[Your task] Reproduce every entry exactly as shown.

[Data shown]
^^^^^^^^
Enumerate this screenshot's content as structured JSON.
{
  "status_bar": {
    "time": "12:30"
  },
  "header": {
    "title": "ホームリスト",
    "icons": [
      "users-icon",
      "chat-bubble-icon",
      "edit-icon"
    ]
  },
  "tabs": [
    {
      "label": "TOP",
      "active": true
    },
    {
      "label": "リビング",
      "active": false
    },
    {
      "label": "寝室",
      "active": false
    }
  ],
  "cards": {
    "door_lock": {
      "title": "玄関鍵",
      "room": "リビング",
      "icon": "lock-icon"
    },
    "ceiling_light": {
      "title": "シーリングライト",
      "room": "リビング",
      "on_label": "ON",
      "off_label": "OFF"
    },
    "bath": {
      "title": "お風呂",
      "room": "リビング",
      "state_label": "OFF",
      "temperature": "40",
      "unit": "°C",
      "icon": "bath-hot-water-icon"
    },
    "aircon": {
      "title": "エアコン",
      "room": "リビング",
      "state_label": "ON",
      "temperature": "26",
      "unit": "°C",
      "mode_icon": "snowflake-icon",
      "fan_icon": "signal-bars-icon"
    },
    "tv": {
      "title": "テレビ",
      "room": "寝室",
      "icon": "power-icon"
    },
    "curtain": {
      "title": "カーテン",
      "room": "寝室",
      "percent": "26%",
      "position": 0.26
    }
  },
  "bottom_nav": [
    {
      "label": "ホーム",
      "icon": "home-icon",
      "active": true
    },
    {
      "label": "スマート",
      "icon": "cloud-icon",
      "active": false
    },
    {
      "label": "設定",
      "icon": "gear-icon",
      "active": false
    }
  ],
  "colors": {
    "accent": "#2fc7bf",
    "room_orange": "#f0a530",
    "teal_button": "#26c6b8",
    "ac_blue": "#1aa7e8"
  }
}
^^^^^^^^
[Problem solution]
Enumerate this screenshot's content as structured JSON.
{
  "status_bar": {
    "time": "12:30"
  },
  "header": {
    "title": "ホームリスト",
    "icons": [
      "users-icon",
      "chat-bubble-icon",
      "edit-icon"
    ]
  },
  "tabs": [
    {
      "label": "TOP",
      "active": true
    },
    {
      "label": "リビング",
      "active": false
    },
    {
      "label": "寝室",
      "active": false
    }
  ],
  "cards": {
    "door_lock": {
      "title": "玄関鍵",
      "room": "リビング",
      "icon": "lock-icon"
    },
    "ceiling_light": {
      "title": "シーリングライト",
      "room": "リビング",
      "on_label": "ON",
      "off_label": "OFF"
    },
    "bath": {
      "title": "お風呂",
      "room": "リビング",
      "state_label": "OFF",
      "temperature": "40",
      "unit": "°C",
      "icon": "bath-hot-water-icon"
    },
    "aircon": {
      "title": "エアコン",
      "room": "リビング",
      "state_label": "ON",
      "temperature": "26",
      "unit": "°C",
      "mode_icon": "snowflake-icon",
      "fan_icon": "signal-bars-icon"
    },
    "tv": {
      "title": "テレビ",
      "room": "寝室",
      "icon": "power-icon"
    },
    "curtain": {
      "title": "カーテン",
      "room": "寝室",
      "percent": "26%",
      "position": 0.26
    }
  },
  "bottom_nav": [
    {
      "label": "ホーム",
      "icon": "home-icon",
      "active": true
    },
    {
      "label": "スマート",
      "icon": "cloud-icon",
      "active": false
    },
    {
      "label": "設定",
      "icon": "gear-icon",
      "active": false
    }
  ],
  "colors": {
    "accent": "#2fc7bf",
    "room_orange": "#f0a530",
    "teal_button": "#26c6b8",
    "ac_blue": "#1aa7e8"
  }
}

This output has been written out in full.